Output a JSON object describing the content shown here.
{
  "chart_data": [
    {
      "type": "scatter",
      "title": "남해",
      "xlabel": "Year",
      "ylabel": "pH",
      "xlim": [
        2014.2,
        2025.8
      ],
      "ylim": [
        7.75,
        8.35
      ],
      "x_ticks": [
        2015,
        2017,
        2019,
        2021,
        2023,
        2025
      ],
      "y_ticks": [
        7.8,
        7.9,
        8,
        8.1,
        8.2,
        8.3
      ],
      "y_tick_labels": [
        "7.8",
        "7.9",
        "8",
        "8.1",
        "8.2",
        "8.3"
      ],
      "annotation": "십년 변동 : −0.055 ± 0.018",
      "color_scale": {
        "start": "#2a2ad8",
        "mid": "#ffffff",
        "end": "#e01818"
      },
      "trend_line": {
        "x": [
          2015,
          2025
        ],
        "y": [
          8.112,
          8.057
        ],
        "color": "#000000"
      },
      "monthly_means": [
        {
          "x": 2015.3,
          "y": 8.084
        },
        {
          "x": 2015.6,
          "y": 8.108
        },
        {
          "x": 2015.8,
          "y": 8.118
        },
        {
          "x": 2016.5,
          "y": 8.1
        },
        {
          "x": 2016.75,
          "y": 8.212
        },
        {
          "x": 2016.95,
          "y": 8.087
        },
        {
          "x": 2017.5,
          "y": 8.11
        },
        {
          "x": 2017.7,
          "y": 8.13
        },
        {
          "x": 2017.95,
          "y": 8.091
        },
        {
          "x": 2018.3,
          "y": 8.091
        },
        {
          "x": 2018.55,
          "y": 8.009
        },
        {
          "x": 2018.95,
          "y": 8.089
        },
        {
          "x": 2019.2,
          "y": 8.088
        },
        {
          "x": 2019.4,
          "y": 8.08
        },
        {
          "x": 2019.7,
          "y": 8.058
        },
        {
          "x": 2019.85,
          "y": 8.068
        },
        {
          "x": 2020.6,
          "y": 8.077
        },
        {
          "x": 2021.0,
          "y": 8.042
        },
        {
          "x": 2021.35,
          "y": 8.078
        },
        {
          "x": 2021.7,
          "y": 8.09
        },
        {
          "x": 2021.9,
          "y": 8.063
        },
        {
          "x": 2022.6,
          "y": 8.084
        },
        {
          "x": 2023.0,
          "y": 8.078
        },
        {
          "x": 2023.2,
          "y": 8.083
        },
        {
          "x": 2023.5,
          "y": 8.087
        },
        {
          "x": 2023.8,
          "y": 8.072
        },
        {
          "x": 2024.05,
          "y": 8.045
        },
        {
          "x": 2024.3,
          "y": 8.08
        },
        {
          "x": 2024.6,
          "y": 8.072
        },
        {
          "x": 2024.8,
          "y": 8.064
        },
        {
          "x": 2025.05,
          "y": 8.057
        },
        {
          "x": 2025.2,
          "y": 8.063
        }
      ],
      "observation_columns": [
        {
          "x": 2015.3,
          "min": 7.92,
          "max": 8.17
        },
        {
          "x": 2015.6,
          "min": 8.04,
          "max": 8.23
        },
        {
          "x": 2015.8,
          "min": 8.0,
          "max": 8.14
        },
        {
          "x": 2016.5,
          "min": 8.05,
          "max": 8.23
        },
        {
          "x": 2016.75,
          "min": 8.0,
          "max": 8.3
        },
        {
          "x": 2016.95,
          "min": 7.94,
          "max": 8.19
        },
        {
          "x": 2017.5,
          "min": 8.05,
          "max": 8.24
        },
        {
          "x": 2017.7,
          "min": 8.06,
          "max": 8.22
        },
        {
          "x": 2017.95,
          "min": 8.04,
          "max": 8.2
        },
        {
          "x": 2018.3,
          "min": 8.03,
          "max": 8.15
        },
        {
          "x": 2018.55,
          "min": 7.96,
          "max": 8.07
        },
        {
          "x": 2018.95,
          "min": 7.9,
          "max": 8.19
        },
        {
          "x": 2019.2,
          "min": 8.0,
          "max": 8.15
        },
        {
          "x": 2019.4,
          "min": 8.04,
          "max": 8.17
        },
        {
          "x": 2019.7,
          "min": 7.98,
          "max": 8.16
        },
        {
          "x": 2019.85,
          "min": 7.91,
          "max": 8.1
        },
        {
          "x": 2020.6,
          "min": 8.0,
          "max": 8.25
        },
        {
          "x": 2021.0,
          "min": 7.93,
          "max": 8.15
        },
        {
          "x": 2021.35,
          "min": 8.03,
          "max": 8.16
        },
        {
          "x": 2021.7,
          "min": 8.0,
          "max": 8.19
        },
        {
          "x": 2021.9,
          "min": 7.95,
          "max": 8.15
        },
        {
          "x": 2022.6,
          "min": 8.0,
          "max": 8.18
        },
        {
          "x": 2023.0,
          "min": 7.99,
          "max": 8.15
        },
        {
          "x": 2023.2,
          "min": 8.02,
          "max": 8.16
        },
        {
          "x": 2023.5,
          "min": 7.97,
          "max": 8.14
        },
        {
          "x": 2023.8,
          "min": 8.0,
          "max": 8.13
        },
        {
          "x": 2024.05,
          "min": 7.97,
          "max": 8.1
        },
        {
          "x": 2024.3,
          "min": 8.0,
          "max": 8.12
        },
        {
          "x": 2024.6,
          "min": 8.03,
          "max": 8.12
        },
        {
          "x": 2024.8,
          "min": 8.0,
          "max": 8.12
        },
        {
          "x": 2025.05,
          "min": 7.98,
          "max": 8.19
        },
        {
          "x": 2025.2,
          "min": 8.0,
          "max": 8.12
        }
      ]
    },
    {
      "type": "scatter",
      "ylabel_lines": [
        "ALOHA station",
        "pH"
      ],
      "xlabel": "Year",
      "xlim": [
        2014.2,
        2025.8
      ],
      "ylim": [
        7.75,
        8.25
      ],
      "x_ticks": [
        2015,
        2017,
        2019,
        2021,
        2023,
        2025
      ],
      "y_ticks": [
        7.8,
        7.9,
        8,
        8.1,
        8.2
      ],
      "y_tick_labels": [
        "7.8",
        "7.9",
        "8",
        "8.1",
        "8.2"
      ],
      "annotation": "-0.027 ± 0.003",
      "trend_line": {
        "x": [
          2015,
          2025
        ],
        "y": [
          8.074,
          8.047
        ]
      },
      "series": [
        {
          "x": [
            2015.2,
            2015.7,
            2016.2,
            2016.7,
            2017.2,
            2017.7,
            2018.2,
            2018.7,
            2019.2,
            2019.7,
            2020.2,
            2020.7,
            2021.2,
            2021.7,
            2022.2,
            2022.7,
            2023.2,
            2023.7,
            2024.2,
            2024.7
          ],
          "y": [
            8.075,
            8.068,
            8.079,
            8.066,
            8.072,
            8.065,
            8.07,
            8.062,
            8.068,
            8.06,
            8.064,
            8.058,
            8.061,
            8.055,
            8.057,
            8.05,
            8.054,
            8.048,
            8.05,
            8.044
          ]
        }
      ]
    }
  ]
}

WORK TO BE COMPLETED - What is needed here is an exact reproduction of all the entries.

THE SOLUTION -
Output a JSON object describing the content shown here.
{
  "chart_data": [
    {
      "type": "scatter",
      "title": "남해",
      "xlabel": "Year",
      "ylabel": "pH",
      "xlim": [
        2014.2,
        2025.8
      ],
      "ylim": [
        7.75,
        8.35
      ],
      "x_ticks": [
        2015,
        2017,
        2019,
        2021,
        2023,
        2025
      ],
      "y_ticks": [
        7.8,
        7.9,
        8,
        8.1,
        8.2,
        8.3
      ],
      "y_tick_labels": [
        "7.8",
        "7.9",
        "8",
        "8.1",
        "8.2",
        "8.3"
      ],
      "annotation": "십년 변동 : −0.055 ± 0.018",
      "color_scale": {
        "start": "#2a2ad8",
        "mid": "#ffffff",
        "end": "#e01818"
      },
      "trend_line": {
        "x": [
          2015,
          2025
        ],
        "y": [
          8.112,
          8.057
        ],
        "color": "#000000"
      },
      "monthly_means": [
        {
          "x": 2015.3,
          "y": 8.084
        },
        {
          "x": 2015.6,
          "y": 8.108
        },
        {
          "x": 2015.8,
          "y": 8.118
        },
        {
          "x": 2016.5,
          "y": 8.1
        },
        {
          "x": 2016.75,
          "y": 8.212
        },
        {
          "x": 2016.95,
          "y": 8.087
        },
        {
          "x": 2017.5,
          "y": 8.11
        },
        {
          "x": 2017.7,
          "y": 8.13
        },
        {
          "x": 2017.95,
          "y": 8.091
        },
        {
          "x": 2018.3,
          "y": 8.091
        },
        {
          "x": 2018.55,
          "y": 8.009
        },
        {
          "x": 2018.95,
          "y": 8.089
        },
        {
          "x": 2019.2,
          "y": 8.088
        },
        {
          "x": 2019.4,
          "y": 8.08
        },
        {
          "x": 2019.7,
          "y": 8.058
        },
        {
          "x": 2019.85,
          "y": 8.068
        },
        {
          "x": 2020.6,
          "y": 8.077
        },
        {
          "x": 2021.0,
          "y": 8.042
        },
        {
          "x": 2021.35,
          "y": 8.078
        },
        {
          "x": 2021.7,
          "y": 8.09
        },
        {
          "x": 2021.9,
          "y": 8.063
        },
        {
          "x": 2022.6,
          "y": 8.084
        },
        {
          "x": 2023.0,
          "y": 8.078
        },
        {
          "x": 2023.2,
          "y": 8.083
        },
        {
          "x": 2023.5,
          "y": 8.087
        },
        {
          "x": 2023.8,
          "y": 8.072
        },
        {
          "x": 2024.05,
          "y": 8.045
        },
        {
          "x": 2024.3,
          "y": 8.08
        },
        {
          "x": 2024.6,
          "y": 8.072
        },
        {
          "x": 2024.8,
          "y": 8.064
        },
        {
          "x": 2025.05,
          "y": 8.057
        },
        {
          "x": 2025.2,
          "y": 8.063
        }
      ],
      "observation_columns": [
        {
          "x": 2015.3,
          "min": 7.92,
          "max": 8.17
        },
        {
          "x": 2015.6,
          "min": 8.04,
          "max": 8.23
        },
        {
          "x": 2015.8,
          "min": 8.0,
          "max": 8.14
        },
        {
          "x": 2016.5,
          "min": 8.05,
          "max": 8.23
        },
        {
          "x": 2016.75,
          "min": 8.0,
          "max": 8.3
        },
        {
          "x": 2016.95,
          "min": 7.94,
          "max": 8.19
        },
        {
          "x": 2017.5,
          "min": 8.05,
          "max": 8.24
        },
        {
          "x": 2017.7,
          "min": 8.06,
          "max": 8.22
        },
        {
          "x": 2017.95,
          "min": 8.04,
          "max": 8.2
        },
        {
          "x": 2018.3,
          "min": 8.03,
          "max": 8.15
        },
        {
          "x": 2018.55,
          "min": 7.96,
          "max": 8.07
        },
        {
          "x": 2018.95,
          "min": 7.9,
          "max": 8.19
        },
        {
          "x": 2019.2,
          "min": 8.0,
          "max": 8.15
        },
        {
          "x": 2019.4,
          "min": 8.04,
          "max": 8.17
        },
        {
          "x": 2019.7,
          "min": 7.98,
          "max": 8.16
        },
        {
          "x": 2019.85,
          "min": 7.91,
          "max": 8.1
        },
        {
          "x": 2020.6,
          "min": 8.0,
          "max": 8.25
        },
        {
          "x": 2021.0,
          "min": 7.93,
          "max": 8.15
        },
        {
          "x": 2021.35,
          "min": 8.03,
          "max": 8.16
        },
        {
          "x": 2021.7,
          "min": 8.0,
          "max": 8.19
        },
        {
          "x": 2021.9,
          "min": 7.95,
          "max": 8.15
        },
        {
          "x": 2022.6,
          "min": 8.0,
          "max": 8.18
        },
        {
          "x": 2023.0,
          "min": 7.99,
          "max": 8.15
        },
        {
          "x": 2023.2,
          "min": 8.02,
          "max": 8.16
        },
        {
          "x": 2023.5,
          "min": 7.97,
          "max": 8.14
        },
        {
          "x": 2023.8,
          "min": 8.0,
          "max": 8.13
        },
        {
          "x": 2024.05,
          "min": 7.97,
          "max": 8.1
        },
        {
          "x": 2024.3,
          "min": 8.0,
          "max": 8.12
        },
        {
          "x": 2024.6,
          "min": 8.03,
          "max": 8.12
        },
        {
          "x": 2024.8,
          "min": 8.0,
          "max": 8.12
        },
        {
          "x": 2025.05,
          "min": 7.98,
          "max": 8.19
        },
        {
          "x": 2025.2,
          "min": 8.0,
          "max": 8.12
        }
      ]
    },
    {
      "type": "scatter",
      "ylabel_lines": [
        "ALOHA station",
        "pH"
      ],
      "xlabel": "Year",
      "xlim": [
        2014.2,
        2025.8
      ],
      "ylim": [
        7.75,
        8.25
      ],
      "x_ticks": [
        2015,
        2017,
        2019,
        2021,
        2023,
        2025
      ],
      "y_ticks": [
        7.8,
        7.9,
        8,
        8.1,
        8.2
      ],
      "y_tick_labels": [
        "7.8",
        "7.9",
        "8",
        "8.1",
        "8.2"
      ],
      "annotation": "-0.027 ± 0.003",
      "trend_line": {
        "x": [
          2015,
          2025
        ],
        "y": [
          8.074,
          8.047
        ]
      },
      "series": [
        {
          "x": [
            2015.2,
            2015.7,
            2016.2,
            2016.7,
            2017.2,
            2017.7,
            2018.2,
            2018.7,
            2019.2,
            2019.7,
            2020.2,
            2020.7,
            2021.2,
            2021.7,
            2022.2,
            2022.7,
            2023.2,
            2023.7,
            2024.2,
            2024.7
          ],
          "y": [
            8.075,
            8.068,
            8.079,
            8.066,
            8.072,
            8.065,
            8.07,
            8.062,
            8.068,
            8.06,
            8.064,
            8.058,
            8.061,
            8.055,
            8.057,
            8.05,
            8.054,
            8.048,
            8.05,
            8.044
          ]
        }
      ]
    }
  ]
}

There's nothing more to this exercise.